**The problem:** Reproduce the passage of the post about a canceled frozen embryo transfer between "Mother fucking pieces" and "can control things.", inclusive, word for word.

**Page extract:**
====================

Mother fucking pieces of shit. Who is this rant directed toward you may ask? I don’t know! But someone is surely to blame in all of this. Right? RIGHT???
I’ve been monitoring for a frozen embryo transfer and yesterday the nurse calls. “Hi,” she says. “Hey,” I say. “How are you?” Oh for fuck’s sake, I think, what now. “Fine,” I say, like, move it along, what’s the deal, why are you handling me. “So not great news,” she begins. Apparently I surged (which is what they were waiting for, and makes me think of a geyser, so much dignity and grace in this fertility game!) but the levels were too low, so the doctor didn’t want to thaw the embryos. Instead I need to wait for next cycle and I now need to do a medicated round so that they can control things.
Let me repeat that. I now need to do a medicated frozen transfer. Now the entire point of even freezing these fuckers was so that I could do a natural cycle. And that was supposed to increase my odds because my body would have had a chance to return to a normal state. And now am I back where I fucking started??? So was there even a point? Did I pay a cryo fee AND an frozen embryo transfer fee just for nothing??? Oh, and because this round was cancelled it will of course be an entirely new fee. Out of pocket, of course.
“We’ll put you into a temporarily menopausal state,” the nurse explains as she tells me the process of using Estrogen patches and Lupron shots, and I feel like my head is going to explode. Because THAT sounds healthy as shit. And oh! Wonderful! More meds! More shots! More money! More stress!
Of course I was at work when she called and about to go into a meeting, and felt like crying and then eating massive amounts of chocolate. WHY can’t anything just be straightforward? WHY is it that as soon as I think there’s a course of action it changes up and I’m now signed up for yet another month, yet another round of medical intervention, yet another protocol? When the nurse mentioned that I would need to start intramuscular progesterone shots I wanted to throw my phone at the wall. Because I thought I was DONE with that shit. I was donate-all-my-extra-unused-syringes done.

====================

**Data provided:**
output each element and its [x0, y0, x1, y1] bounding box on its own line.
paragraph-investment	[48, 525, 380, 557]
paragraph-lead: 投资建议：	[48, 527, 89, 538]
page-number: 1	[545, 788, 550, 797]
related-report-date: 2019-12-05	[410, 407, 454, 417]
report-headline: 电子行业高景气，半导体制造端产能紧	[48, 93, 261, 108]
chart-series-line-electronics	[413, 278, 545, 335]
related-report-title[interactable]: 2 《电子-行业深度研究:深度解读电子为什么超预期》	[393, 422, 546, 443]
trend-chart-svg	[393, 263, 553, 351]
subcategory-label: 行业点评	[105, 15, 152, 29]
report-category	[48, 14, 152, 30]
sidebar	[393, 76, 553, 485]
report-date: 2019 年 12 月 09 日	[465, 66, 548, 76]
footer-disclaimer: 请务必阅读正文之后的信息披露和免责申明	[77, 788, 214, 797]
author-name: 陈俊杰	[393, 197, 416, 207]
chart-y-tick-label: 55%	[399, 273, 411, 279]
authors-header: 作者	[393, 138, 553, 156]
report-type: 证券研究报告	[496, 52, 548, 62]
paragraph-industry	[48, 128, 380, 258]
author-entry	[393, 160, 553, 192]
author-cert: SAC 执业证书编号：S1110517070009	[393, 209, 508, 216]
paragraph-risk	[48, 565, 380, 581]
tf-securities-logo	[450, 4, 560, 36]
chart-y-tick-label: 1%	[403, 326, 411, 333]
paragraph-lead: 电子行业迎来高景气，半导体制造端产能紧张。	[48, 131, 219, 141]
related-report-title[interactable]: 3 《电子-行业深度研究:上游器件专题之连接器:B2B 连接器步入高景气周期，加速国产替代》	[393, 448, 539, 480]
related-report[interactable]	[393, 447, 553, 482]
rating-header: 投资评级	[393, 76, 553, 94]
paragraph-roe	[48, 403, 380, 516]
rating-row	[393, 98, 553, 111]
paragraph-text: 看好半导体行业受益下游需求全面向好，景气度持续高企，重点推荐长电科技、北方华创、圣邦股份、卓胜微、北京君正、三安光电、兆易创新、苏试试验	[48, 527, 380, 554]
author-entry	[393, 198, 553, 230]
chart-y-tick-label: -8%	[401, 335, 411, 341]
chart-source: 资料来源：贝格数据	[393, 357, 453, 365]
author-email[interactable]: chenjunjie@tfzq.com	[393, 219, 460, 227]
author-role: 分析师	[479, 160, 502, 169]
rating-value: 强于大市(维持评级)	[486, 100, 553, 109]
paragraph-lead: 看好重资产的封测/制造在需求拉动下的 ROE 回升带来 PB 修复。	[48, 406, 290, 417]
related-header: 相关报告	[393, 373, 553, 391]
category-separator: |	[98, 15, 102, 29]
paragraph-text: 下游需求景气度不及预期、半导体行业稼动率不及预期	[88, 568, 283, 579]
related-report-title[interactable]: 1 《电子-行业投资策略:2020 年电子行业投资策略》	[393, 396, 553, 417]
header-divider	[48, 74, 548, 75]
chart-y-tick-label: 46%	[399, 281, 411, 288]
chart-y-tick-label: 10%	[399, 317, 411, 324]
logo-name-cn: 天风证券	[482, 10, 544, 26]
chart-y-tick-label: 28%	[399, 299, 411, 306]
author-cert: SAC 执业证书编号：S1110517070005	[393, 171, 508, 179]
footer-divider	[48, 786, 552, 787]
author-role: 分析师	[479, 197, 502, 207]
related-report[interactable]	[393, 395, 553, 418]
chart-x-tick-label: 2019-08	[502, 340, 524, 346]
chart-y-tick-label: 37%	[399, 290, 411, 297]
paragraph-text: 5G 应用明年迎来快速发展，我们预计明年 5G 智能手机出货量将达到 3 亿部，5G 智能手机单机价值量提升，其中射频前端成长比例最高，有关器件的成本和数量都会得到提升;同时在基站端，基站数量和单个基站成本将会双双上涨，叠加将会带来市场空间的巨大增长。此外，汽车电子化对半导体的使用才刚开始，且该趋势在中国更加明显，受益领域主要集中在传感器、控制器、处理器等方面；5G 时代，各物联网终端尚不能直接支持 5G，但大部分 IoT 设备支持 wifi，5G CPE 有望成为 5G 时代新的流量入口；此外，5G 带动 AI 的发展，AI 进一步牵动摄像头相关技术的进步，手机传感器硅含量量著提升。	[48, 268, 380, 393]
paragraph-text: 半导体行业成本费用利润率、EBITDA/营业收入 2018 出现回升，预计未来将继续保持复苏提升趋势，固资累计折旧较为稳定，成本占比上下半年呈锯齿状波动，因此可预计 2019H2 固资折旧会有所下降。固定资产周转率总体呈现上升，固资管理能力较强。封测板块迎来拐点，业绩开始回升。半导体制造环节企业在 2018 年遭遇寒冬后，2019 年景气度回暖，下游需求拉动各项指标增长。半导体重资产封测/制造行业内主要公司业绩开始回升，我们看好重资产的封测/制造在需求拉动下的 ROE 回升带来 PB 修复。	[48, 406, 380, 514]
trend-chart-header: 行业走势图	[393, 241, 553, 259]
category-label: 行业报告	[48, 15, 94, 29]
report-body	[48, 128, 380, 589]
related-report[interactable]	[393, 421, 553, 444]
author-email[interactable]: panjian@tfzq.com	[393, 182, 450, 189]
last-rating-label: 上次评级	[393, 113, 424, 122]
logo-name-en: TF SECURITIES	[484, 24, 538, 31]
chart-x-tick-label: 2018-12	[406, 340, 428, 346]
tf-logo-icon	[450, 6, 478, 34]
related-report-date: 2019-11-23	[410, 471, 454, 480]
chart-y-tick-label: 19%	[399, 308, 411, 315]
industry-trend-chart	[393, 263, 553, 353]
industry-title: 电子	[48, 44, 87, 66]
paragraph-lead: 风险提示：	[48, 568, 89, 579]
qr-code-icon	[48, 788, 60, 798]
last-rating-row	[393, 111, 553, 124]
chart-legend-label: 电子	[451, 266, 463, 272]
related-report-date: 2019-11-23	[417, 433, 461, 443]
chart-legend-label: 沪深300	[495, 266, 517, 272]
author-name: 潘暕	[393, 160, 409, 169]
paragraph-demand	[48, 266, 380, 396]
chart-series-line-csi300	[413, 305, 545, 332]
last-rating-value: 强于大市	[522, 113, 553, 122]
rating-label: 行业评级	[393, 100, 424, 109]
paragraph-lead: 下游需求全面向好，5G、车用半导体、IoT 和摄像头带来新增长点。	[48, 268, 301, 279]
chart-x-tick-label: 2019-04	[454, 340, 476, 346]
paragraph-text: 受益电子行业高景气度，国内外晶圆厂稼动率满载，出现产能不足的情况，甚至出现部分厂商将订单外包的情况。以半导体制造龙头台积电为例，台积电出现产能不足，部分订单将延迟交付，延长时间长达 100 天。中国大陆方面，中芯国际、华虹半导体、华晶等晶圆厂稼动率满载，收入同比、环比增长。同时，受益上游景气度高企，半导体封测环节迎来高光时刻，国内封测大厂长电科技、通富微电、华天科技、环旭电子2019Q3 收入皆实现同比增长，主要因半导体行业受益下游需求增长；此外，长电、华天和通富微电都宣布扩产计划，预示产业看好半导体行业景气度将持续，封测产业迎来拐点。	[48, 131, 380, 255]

====================

**Completed exercise:**
Mother fucking pieces of shit. Who is this rant directed toward you may ask? I don’t know! But someone is surely to blame in all of this. Right? RIGHT???
I’ve been monitoring for a frozen embryo transfer and yesterday the nurse calls. “Hi,” she says. “Hey,” I say. “How are you?” Oh for fuck’s sake, I think, what now. “Fine,” I say, like, move it along, what’s the deal, why are you handling me. “So not great news,” she begins. Apparently I surged (which is what they were waiting for, and makes me think of a geyser, so much dignity and grace in this fertility game!) but the levels were too low, so the doctor didn’t want to thaw the embryos. Instead I need to wait for next cycle and I now need to do a medicated round so that they can control things.